-- Start --

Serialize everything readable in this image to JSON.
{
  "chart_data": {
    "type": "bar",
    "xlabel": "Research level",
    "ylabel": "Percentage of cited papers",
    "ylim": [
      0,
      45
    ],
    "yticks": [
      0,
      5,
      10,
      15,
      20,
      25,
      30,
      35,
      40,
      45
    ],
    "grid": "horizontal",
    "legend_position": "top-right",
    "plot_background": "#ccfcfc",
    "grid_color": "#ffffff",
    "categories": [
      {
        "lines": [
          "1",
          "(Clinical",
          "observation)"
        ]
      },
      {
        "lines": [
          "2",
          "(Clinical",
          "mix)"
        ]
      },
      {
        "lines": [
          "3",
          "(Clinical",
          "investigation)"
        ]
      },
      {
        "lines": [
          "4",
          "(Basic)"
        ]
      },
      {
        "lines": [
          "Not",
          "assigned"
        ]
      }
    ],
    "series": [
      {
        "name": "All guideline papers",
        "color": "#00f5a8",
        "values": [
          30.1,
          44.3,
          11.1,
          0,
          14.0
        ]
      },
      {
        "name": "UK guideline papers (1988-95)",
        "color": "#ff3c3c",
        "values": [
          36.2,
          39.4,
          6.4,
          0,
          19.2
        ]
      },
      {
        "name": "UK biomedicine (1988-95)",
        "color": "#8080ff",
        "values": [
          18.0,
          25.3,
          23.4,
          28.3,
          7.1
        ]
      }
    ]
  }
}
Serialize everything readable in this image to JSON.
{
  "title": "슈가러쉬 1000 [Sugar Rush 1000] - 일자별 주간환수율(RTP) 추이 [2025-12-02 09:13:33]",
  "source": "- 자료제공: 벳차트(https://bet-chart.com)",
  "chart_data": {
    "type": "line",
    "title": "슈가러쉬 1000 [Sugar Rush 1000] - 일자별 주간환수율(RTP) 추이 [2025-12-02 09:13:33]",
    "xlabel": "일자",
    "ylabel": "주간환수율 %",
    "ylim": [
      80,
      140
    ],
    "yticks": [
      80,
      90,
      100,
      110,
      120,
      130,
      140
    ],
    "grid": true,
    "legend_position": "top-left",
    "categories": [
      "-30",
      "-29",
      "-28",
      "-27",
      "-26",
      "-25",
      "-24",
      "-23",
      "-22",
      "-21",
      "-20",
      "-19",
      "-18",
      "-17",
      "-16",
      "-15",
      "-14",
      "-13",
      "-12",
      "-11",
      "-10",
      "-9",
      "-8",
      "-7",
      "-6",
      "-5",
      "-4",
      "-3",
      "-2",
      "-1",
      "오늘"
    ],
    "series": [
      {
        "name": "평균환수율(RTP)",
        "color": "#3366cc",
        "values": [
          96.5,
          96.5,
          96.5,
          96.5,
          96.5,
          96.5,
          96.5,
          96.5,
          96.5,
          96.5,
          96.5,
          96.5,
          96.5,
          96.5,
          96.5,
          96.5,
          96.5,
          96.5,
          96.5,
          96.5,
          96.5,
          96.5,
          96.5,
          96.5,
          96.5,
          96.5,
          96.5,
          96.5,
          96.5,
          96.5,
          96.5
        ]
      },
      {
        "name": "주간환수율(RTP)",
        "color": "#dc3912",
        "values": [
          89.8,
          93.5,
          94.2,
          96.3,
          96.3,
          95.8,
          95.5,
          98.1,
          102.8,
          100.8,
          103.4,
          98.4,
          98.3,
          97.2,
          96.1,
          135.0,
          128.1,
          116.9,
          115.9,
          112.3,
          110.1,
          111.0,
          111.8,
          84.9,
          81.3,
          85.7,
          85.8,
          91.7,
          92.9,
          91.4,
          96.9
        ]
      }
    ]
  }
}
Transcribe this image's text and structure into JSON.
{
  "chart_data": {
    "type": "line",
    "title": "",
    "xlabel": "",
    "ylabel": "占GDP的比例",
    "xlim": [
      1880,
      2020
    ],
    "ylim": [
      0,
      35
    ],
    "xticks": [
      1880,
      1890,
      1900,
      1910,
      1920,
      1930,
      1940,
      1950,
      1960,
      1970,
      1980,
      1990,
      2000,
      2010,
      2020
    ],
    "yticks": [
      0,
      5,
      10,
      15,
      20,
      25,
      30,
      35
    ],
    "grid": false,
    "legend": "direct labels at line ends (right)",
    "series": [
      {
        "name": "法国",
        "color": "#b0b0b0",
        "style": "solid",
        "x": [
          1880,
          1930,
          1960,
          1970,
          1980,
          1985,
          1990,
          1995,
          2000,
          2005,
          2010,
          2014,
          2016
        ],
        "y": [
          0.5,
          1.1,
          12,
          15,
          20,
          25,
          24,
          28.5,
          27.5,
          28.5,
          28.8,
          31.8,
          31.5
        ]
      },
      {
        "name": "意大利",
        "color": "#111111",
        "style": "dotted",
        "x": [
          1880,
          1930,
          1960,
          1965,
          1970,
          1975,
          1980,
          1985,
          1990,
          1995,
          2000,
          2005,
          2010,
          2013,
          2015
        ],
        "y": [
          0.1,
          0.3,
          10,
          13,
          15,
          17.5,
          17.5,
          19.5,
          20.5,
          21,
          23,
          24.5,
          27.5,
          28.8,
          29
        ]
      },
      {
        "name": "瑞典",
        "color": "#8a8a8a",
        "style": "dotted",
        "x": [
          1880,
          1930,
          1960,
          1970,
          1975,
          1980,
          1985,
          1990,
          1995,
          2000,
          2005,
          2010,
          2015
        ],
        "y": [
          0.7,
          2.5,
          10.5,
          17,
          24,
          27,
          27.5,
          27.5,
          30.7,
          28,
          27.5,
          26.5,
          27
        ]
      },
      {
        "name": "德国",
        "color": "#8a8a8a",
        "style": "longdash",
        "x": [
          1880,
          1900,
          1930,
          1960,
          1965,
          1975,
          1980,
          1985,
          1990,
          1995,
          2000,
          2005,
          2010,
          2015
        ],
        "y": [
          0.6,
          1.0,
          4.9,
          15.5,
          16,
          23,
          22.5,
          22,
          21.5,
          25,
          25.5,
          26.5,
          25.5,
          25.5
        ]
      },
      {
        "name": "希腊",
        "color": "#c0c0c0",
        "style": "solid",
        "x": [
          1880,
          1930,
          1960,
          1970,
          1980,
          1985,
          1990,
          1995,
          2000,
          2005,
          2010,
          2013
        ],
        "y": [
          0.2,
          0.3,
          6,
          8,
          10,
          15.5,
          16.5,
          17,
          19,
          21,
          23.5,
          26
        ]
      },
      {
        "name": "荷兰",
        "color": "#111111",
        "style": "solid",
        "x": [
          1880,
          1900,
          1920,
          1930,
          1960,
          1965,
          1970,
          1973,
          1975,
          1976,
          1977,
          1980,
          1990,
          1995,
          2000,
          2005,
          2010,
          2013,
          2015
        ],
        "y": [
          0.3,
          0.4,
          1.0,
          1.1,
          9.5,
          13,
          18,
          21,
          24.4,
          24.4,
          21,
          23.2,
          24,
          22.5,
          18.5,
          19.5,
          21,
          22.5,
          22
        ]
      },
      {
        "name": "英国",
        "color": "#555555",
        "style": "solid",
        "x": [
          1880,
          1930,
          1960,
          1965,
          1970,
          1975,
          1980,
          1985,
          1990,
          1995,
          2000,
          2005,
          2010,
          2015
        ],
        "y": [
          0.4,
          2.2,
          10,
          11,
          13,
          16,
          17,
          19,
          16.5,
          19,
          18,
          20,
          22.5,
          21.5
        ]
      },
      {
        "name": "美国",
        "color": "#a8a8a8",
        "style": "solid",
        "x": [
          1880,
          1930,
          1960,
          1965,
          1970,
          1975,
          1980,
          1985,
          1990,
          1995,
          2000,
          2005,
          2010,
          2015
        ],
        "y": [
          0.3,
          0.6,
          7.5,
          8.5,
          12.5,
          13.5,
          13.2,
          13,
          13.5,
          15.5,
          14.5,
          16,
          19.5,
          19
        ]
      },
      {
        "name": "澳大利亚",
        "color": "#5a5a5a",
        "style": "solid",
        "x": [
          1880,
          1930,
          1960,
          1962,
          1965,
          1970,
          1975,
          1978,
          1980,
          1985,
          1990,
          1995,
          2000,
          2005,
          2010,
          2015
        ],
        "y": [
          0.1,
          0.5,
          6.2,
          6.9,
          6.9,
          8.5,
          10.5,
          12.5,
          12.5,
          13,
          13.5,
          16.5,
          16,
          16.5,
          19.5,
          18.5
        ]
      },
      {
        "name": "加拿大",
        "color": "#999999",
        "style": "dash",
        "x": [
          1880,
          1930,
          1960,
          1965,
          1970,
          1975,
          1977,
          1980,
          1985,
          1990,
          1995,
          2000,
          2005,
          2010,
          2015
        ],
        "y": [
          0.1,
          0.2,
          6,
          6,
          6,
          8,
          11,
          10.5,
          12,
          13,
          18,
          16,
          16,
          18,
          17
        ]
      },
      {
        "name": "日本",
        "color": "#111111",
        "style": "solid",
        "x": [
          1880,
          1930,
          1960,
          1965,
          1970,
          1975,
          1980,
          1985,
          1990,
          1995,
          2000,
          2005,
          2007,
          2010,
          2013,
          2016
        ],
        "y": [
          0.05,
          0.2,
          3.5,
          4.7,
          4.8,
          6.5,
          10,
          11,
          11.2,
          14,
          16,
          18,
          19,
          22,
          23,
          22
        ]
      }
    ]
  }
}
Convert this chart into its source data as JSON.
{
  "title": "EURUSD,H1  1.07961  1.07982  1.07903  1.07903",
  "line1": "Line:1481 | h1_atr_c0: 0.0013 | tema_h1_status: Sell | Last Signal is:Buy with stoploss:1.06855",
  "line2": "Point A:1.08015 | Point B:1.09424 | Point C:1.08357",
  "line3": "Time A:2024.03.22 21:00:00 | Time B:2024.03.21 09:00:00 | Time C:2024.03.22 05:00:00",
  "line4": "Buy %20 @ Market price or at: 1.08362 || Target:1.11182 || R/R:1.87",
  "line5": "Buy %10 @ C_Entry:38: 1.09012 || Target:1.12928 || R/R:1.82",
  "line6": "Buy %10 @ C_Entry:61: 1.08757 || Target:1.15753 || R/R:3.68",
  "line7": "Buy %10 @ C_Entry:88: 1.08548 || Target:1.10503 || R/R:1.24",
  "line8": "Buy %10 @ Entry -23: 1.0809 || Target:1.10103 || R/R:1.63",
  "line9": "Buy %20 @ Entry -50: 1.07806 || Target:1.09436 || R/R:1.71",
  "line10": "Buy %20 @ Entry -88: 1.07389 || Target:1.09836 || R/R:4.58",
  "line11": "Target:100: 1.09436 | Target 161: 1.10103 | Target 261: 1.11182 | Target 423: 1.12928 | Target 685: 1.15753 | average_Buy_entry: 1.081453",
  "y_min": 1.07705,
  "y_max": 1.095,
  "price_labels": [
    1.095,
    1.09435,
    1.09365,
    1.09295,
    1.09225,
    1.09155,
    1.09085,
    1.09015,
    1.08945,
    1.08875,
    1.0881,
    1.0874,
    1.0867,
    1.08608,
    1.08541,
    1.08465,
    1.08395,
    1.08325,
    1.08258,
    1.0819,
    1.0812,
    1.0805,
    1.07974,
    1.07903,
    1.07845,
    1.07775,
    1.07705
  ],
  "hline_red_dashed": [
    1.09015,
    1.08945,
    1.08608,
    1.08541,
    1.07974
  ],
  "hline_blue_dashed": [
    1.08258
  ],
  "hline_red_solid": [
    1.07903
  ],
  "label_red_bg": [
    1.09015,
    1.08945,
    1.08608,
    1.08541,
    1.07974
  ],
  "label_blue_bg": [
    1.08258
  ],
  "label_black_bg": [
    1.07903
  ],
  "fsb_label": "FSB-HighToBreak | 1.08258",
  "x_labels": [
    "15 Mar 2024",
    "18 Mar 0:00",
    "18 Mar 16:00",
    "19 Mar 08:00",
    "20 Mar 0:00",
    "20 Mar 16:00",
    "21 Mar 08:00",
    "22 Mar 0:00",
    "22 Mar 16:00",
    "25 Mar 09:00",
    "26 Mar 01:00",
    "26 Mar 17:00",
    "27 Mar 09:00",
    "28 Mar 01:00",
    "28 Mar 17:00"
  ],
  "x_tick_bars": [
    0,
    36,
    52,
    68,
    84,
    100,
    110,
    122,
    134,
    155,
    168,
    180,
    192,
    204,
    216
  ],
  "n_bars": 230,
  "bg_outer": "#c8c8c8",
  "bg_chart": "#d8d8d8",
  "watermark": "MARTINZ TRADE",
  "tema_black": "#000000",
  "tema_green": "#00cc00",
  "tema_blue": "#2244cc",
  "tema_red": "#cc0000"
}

-- End --

▶ INSTRUCTIONS TO FOLLOW:
Reply with nothing except the number of lines in the listing above that include the string "papers".

▶ THE OUTPUT:
3